## Problem description
Take every line from the material that has the word "Public" in it.

## Entries shown
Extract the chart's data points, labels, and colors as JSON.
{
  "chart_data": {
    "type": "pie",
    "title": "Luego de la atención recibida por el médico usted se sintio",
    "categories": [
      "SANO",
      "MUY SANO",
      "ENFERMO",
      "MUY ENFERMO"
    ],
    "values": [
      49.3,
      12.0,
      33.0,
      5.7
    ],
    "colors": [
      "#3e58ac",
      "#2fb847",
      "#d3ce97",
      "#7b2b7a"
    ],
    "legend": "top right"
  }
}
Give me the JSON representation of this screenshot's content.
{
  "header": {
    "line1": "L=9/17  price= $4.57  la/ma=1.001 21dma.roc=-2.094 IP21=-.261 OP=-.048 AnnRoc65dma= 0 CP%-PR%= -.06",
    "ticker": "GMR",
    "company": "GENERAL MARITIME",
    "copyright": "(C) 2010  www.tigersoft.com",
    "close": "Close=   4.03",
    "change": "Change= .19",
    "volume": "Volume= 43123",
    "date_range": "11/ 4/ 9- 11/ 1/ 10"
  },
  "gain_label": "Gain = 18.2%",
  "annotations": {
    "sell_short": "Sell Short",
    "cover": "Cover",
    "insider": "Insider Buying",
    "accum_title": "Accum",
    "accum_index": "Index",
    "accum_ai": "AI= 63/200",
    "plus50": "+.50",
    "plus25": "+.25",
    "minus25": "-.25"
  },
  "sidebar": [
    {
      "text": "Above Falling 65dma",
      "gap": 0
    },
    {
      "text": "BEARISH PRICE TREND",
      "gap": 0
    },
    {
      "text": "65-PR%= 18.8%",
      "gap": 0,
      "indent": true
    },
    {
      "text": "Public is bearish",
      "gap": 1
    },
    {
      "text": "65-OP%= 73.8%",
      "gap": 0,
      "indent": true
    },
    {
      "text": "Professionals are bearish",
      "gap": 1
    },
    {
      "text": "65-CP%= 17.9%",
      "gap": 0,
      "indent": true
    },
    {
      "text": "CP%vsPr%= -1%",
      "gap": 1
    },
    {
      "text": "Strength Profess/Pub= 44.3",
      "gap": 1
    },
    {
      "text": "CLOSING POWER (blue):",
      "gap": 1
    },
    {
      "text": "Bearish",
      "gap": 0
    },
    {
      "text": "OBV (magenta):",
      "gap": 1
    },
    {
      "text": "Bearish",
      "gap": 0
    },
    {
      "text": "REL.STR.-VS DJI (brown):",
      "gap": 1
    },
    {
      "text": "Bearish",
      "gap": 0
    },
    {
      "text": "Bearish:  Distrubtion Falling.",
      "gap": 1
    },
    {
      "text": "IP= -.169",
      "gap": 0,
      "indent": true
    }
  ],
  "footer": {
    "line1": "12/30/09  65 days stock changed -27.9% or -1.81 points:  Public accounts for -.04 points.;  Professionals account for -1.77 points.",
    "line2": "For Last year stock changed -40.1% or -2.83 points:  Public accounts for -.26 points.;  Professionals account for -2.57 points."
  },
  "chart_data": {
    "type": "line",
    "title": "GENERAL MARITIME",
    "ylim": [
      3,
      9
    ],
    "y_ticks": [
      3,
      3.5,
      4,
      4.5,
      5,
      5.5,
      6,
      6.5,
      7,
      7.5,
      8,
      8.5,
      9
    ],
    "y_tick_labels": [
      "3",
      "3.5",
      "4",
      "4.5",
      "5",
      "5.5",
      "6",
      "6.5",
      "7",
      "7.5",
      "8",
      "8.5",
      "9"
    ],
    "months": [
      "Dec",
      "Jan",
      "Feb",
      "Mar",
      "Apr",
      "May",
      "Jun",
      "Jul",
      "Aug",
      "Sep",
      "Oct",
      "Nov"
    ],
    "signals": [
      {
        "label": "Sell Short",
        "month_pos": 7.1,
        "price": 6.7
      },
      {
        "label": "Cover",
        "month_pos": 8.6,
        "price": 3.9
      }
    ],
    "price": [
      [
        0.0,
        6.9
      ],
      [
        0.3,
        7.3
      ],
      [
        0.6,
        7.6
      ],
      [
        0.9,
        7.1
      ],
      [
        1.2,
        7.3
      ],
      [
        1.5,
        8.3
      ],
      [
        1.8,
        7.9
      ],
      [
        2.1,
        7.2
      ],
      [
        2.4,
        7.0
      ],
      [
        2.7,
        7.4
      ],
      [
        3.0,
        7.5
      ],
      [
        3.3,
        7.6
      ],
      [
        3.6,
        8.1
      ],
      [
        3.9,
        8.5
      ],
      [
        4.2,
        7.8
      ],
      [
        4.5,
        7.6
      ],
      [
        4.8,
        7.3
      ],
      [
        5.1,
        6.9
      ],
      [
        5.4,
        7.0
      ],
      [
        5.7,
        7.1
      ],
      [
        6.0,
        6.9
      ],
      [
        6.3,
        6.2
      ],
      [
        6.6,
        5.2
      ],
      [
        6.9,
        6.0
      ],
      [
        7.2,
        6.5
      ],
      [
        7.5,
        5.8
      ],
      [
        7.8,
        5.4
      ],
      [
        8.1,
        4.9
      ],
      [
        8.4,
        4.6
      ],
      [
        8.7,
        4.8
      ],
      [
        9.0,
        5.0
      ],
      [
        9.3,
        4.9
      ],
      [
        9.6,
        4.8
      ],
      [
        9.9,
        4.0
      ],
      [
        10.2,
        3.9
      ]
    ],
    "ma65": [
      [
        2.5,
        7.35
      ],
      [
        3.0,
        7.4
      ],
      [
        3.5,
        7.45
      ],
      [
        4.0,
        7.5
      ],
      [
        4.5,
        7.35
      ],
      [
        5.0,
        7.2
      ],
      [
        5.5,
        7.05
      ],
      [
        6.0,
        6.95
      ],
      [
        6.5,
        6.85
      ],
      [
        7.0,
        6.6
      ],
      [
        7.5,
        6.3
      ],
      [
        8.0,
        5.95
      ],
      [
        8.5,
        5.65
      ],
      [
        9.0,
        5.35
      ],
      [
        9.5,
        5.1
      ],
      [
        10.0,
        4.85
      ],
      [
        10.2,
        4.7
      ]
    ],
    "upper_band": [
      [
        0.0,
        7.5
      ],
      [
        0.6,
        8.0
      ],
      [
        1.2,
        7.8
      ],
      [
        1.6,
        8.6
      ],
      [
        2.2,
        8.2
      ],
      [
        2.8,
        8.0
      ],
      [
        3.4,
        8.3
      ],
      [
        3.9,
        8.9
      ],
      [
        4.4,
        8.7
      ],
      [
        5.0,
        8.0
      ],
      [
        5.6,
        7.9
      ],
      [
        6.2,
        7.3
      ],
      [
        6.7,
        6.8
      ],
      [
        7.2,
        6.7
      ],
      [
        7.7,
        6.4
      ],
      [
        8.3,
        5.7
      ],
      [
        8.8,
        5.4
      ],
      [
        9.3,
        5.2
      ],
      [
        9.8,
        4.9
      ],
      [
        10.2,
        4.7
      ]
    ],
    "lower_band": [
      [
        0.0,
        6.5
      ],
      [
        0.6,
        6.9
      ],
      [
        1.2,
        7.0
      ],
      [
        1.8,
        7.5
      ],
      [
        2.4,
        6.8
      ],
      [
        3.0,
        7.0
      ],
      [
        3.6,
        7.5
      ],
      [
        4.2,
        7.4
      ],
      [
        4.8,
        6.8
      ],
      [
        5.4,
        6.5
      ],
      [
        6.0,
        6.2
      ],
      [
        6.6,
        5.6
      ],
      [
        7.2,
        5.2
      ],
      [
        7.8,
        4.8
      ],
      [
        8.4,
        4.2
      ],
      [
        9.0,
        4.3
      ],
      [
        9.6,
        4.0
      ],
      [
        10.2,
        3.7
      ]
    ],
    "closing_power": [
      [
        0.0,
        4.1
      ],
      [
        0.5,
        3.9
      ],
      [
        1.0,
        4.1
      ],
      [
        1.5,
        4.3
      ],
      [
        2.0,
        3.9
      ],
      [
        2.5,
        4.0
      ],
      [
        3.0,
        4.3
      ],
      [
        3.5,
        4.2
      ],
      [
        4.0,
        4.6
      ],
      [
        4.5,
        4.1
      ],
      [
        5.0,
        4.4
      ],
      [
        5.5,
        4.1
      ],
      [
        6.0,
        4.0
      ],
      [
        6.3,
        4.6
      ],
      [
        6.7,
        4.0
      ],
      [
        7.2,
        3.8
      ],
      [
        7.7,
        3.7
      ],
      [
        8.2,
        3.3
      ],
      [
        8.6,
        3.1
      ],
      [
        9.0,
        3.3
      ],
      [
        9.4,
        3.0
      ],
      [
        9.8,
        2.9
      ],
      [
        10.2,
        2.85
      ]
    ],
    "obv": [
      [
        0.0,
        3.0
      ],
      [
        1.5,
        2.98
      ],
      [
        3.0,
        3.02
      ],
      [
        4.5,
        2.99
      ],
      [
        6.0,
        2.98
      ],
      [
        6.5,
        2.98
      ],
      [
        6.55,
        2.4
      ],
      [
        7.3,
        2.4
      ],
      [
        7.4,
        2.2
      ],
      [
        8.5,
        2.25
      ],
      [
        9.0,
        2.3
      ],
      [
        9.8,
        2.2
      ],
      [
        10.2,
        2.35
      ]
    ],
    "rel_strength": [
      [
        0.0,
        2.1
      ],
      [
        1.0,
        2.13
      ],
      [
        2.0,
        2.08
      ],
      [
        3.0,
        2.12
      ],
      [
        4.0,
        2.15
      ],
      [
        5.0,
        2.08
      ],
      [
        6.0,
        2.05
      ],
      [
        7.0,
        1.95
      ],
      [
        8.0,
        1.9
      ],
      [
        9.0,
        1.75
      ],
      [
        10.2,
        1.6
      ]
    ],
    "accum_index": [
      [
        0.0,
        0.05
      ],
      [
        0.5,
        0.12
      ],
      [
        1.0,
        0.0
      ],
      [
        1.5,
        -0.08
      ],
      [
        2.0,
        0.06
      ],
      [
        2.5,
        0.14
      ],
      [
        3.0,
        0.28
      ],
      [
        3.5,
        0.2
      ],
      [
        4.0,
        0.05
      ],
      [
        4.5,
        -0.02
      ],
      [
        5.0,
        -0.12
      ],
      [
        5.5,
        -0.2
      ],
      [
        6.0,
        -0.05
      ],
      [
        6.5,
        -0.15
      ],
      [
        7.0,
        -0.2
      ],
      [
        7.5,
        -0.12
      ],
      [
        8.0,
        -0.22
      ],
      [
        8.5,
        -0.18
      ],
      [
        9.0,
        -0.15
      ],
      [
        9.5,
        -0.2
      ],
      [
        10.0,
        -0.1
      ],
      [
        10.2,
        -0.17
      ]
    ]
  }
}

## The response
      "text": "Public is bearish",
    "line1": "12/30/09  65 days stock changed -27.9% or -1.81 points:  Public accounts for -.04 points.;  Professionals account for -1.77 points.",
    "line2": "For Last year stock changed -40.1% or -2.83 points:  Public accounts for -.26 points.;  Professionals account for -2.57 points."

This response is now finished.